#### Text ####

A rotary drill bit (10, 12) for drilling earth formations has a plurality of cutting elements (16) mounted on the head portion of the bit. The bit further includes a plurality of individual protrusions (20) projecting from the head portion more than the extension of the cutting element (16). The protrusions (20) are fabricated of a metal more readily abraded by the earth formation than any of the cutting elements (16). The protrusions (20) protect the cutting elements (16) during handling of the bit and entry of the bit into a borehole; and. the protectors (20) are abraded away to expose the cutting elements (16) during drilling.

Description

  • The present invention relates to a rotary drill bit comprising: a bit body having one end adapted to be connected to the end of a drill string, and having a drilling head portion at the other end thereof; and a plurality of cutting elements on the head portion. Such bits may be in the form of rotary drag bit used in drilling earth formations during exploration for and production of oil and natural gas, and such bits may have cutting elements with synthetic diamond cutting surfaces.

####

Your objective: Extend the rotary drill bit patent text with another paragraph that picks up after its final sentence.

#### Excerpted records ####

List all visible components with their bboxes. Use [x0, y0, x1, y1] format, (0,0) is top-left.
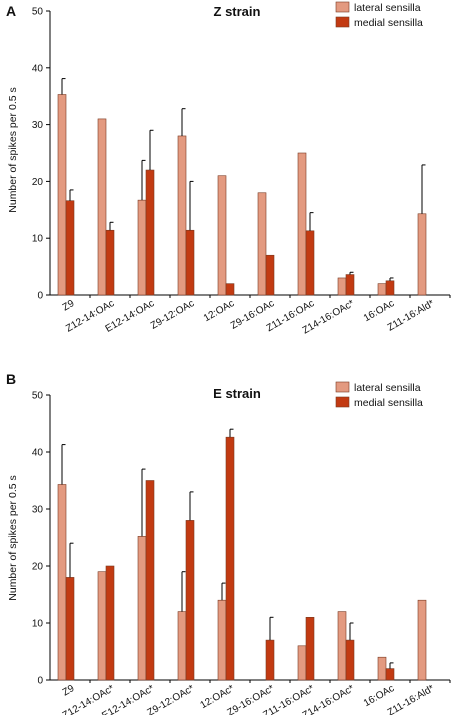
- bar-medial: [145, 480, 155, 681]
- bar-lateral: [337, 277, 347, 296]
- bar-lateral: [217, 175, 227, 296]
- y-tick-label: 40: [32, 448, 44, 459]
- legend-swatch-lateral: [335, 1, 350, 13]
- bar-lateral: [177, 135, 187, 296]
- legend-swatch-medial: [335, 396, 350, 408]
- bar-lateral: [377, 656, 387, 681]
- bar-lateral: [417, 213, 427, 296]
- bar-medial: [345, 639, 355, 681]
- y-tick-label: 10: [32, 619, 44, 630]
- x-tick-label: Z9: [61, 683, 77, 699]
- legend-swatch-lateral: [335, 381, 350, 393]
- bar-medial: [225, 283, 235, 296]
- bar-lateral: [217, 599, 227, 681]
- bar-medial: [385, 668, 395, 681]
- bar-lateral: [337, 611, 347, 681]
- bar-medial: [225, 436, 235, 681]
- legend-label-lateral: lateral sensilla: [354, 2, 421, 14]
- plot-area: 01020304050Z9Z12-14:OAcE12-14:OAcZ9-12:O…: [32, 7, 451, 337]
- bar-medial: [105, 565, 115, 681]
- bar-medial: [65, 200, 75, 296]
- bar-lateral: [57, 484, 67, 681]
- legend-swatch-medial: [335, 16, 350, 28]
- y-axis-label: Number of spikes per 0.5 s: [7, 87, 19, 212]
- y-tick-label: 10: [32, 234, 44, 245]
- bar-medial: [105, 229, 115, 296]
- bar-medial: [305, 616, 315, 681]
- y-tick-label: 20: [32, 177, 44, 188]
- bar-medial: [265, 639, 275, 681]
- plot-area: 01020304050Z9Z12-14:OAc*E12-14:OAc*Z9-12…: [32, 391, 451, 715]
- chart-panel-b: B E strain Number of spikes per 0.5 s la…: [6, 371, 451, 715]
- bar-lateral: [297, 152, 307, 296]
- y-tick-label: 50: [32, 7, 44, 18]
- y-axis-label: Number of spikes per 0.5 s: [7, 475, 19, 600]
- bar-medial: [385, 280, 395, 296]
- bar-medial: [185, 520, 195, 681]
- legend: lateral sensilla medial sensilla: [335, 381, 423, 409]
- x-tick-label: Z9: [61, 298, 77, 314]
- y-tick-label: 40: [32, 63, 44, 74]
- bar-medial: [345, 274, 355, 296]
- bar-medial: [65, 577, 75, 681]
- y-tick-label: 0: [37, 676, 43, 687]
- chart-title: E strain: [213, 386, 261, 401]
- chart-panel-a: A Z strain Number of spikes per 0.5 s la…: [6, 1, 451, 337]
- bar-medial: [265, 254, 275, 296]
- y-tick-label: 30: [32, 505, 44, 516]
- bar-lateral: [137, 199, 147, 296]
- bar-lateral: [97, 571, 107, 681]
- bar-lateral: [137, 536, 147, 681]
- bar-lateral: [377, 283, 387, 296]
- bar-lateral: [57, 94, 67, 296]
- bar-lateral: [97, 118, 107, 296]
- y-tick-label: 0: [37, 291, 43, 302]
- bar-lateral: [417, 599, 427, 681]
- bar-medial: [145, 169, 155, 296]
- legend-label-lateral: lateral sensilla: [354, 382, 421, 394]
- bar-lateral: [257, 192, 267, 296]
- legend-label-medial: medial sensilla: [354, 397, 423, 409]
- chart-title: Z strain: [214, 4, 261, 19]
- panel-letter-a: A: [6, 3, 16, 19]
- bar-medial: [185, 229, 195, 296]
- y-tick-label: 20: [32, 562, 44, 573]
- legend: lateral sensilla medial sensilla: [335, 1, 423, 29]
- y-tick-label: 50: [32, 391, 44, 402]
- legend-label-medial: medial sensilla: [354, 17, 423, 29]
- bar-medial: [305, 230, 315, 296]
- bar-lateral: [177, 611, 187, 681]
- y-tick-label: 30: [32, 120, 44, 131]
- panel-letter-b: B: [6, 371, 16, 387]
- x-tick-label: Z9-12:OAc: [149, 298, 196, 332]
- bar-lateral: [297, 645, 307, 681]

####

Output:
  • Conventional rotary drag bits usually comprise a bit body having an upper end adapted to be attached to the lower end of a drill string. The lower end of the body defines the head portion of the bit which includes a plurality of cutting elements mounted thereon and projecting outwardly from the body for contacting and drilling through the earth formations. The cutting elements may consist of teeth made of tungsten carbide, or they may consist of a layer of natural or synthetic diamonds bonded to a slug, preferably made of tungsten carbide. Generally, such slugs are substantially cylindrical with one end having a planar surface for mounting the diamond cutting surface. The cylindrical portion is adapted to be pressed into bores formed in the head portion of the bit body and positioned to have the cutting surfaces facing in the direction of rotation of the bit. Also, the synthetic diamond cutting surfaces may be cast in place during the formation of the head portion or brazed in place on the head portion. As the bit body is rotated, the diamond cutting edges remove the earth formation at the borehole bottom.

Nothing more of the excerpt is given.